> MATERIAL PROVIDED

▼▼▼

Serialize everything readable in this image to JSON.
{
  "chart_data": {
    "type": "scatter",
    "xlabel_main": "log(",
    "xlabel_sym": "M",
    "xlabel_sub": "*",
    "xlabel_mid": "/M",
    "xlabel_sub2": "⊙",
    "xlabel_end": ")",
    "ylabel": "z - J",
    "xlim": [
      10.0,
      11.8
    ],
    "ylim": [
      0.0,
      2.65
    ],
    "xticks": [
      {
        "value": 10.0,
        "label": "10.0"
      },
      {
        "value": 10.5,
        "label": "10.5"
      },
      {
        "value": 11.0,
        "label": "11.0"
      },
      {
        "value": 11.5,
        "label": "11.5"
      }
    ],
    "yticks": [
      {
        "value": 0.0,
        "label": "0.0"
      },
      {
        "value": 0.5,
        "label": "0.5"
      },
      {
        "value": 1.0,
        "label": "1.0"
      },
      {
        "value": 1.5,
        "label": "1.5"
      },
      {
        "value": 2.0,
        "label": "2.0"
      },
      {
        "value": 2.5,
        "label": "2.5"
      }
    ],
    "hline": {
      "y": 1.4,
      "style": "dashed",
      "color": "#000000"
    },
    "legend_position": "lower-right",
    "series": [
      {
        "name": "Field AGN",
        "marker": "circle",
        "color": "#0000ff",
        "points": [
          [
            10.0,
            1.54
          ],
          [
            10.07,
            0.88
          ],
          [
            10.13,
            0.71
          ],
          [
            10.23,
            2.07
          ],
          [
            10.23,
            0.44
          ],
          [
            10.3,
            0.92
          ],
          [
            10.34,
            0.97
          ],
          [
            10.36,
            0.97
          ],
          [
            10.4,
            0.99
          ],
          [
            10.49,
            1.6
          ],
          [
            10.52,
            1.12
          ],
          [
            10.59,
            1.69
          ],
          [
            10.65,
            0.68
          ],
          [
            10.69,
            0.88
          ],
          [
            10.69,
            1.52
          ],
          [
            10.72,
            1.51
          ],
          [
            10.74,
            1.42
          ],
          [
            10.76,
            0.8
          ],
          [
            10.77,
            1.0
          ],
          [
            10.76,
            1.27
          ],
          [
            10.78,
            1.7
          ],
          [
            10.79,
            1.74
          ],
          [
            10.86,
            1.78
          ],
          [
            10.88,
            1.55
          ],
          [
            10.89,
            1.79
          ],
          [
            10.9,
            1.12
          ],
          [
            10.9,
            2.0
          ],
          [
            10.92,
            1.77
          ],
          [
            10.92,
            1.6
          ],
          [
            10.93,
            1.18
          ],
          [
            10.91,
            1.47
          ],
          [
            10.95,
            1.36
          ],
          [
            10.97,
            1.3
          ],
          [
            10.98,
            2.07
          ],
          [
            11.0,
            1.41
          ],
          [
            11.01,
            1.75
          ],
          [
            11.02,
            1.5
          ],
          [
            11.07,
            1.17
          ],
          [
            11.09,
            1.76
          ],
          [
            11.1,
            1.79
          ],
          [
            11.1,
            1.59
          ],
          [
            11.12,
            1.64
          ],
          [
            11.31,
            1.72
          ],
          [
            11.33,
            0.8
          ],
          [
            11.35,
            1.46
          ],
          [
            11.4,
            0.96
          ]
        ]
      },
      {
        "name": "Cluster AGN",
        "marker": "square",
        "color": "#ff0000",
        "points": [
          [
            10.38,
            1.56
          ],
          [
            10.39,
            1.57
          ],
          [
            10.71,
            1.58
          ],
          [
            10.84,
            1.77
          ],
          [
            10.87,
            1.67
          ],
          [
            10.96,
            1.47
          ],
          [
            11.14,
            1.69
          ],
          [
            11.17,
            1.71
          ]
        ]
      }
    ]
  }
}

▲▲▲

> DIRECTIVE
Copy out the full material exactly as it appears.

> OUTPUT FOR THIS TASK
Serialize everything readable in this image to JSON.
{
  "chart_data": {
    "type": "scatter",
    "xlabel_main": "log(",
    "xlabel_sym": "M",
    "xlabel_sub": "*",
    "xlabel_mid": "/M",
    "xlabel_sub2": "⊙",
    "xlabel_end": ")",
    "ylabel": "z - J",
    "xlim": [
      10.0,
      11.8
    ],
    "ylim": [
      0.0,
      2.65
    ],
    "xticks": [
      {
        "value": 10.0,
        "label": "10.0"
      },
      {
        "value": 10.5,
        "label": "10.5"
      },
      {
        "value": 11.0,
        "label": "11.0"
      },
      {
        "value": 11.5,
        "label": "11.5"
      }
    ],
    "yticks": [
      {
        "value": 0.0,
        "label": "0.0"
      },
      {
        "value": 0.5,
        "label": "0.5"
      },
      {
        "value": 1.0,
        "label": "1.0"
      },
      {
        "value": 1.5,
        "label": "1.5"
      },
      {
        "value": 2.0,
        "label": "2.0"
      },
      {
        "value": 2.5,
        "label": "2.5"
      }
    ],
    "hline": {
      "y": 1.4,
      "style": "dashed",
      "color": "#000000"
    },
    "legend_position": "lower-right",
    "series": [
      {
        "name": "Field AGN",
        "marker": "circle",
        "color": "#0000ff",
        "points": [
          [
            10.0,
            1.54
          ],
          [
            10.07,
            0.88
          ],
          [
            10.13,
            0.71
          ],
          [
            10.23,
            2.07
          ],
          [
            10.23,
            0.44
          ],
          [
            10.3,
            0.92
          ],
          [
            10.34,
            0.97
          ],
          [
            10.36,
            0.97
          ],
          [
            10.4,
            0.99
          ],
          [
            10.49,
            1.6
          ],
          [
            10.52,
            1.12
          ],
          [
            10.59,
            1.69
          ],
          [
            10.65,
            0.68
          ],
          [
            10.69,
            0.88
          ],
          [
            10.69,
            1.52
          ],
          [
            10.72,
            1.51
          ],
          [
            10.74,
            1.42
          ],
          [
            10.76,
            0.8
          ],
          [
            10.77,
            1.0
          ],
          [
            10.76,
            1.27
          ],
          [
            10.78,
            1.7
          ],
          [
            10.79,
            1.74
          ],
          [
            10.86,
            1.78
          ],
          [
            10.88,
            1.55
          ],
          [
            10.89,
            1.79
          ],
          [
            10.9,
            1.12
          ],
          [
            10.9,
            2.0
          ],
          [
            10.92,
            1.77
          ],
          [
            10.92,
            1.6
          ],
          [
            10.93,
            1.18
          ],
          [
            10.91,
            1.47
          ],
          [
            10.95,
            1.36
          ],
          [
            10.97,
            1.3
          ],
          [
            10.98,
            2.07
          ],
          [
            11.0,
            1.41
          ],
          [
            11.01,
            1.75
          ],
          [
            11.02,
            1.5
          ],
          [
            11.07,
            1.17
          ],
          [
            11.09,
            1.76
          ],
          [
            11.1,
            1.79
          ],
          [
            11.1,
            1.59
          ],
          [
            11.12,
            1.64
          ],
          [
            11.31,
            1.72
          ],
          [
            11.33,
            0.8
          ],
          [
            11.35,
            1.46
          ],
          [
            11.4,
            0.96
          ]
        ]
      },
      {
        "name": "Cluster AGN",
        "marker": "square",
        "color": "#ff0000",
        "points": [
          [
            10.38,
            1.56
          ],
          [
            10.39,
            1.57
          ],
          [
            10.71,
            1.58
          ],
          [
            10.84,
            1.77
          ],
          [
            10.87,
            1.67
          ],
          [
            10.96,
            1.47
          ],
          [
            11.14,
            1.69
          ],
          [
            11.17,
            1.71
          ]
        ]
      }
    ]
  }
}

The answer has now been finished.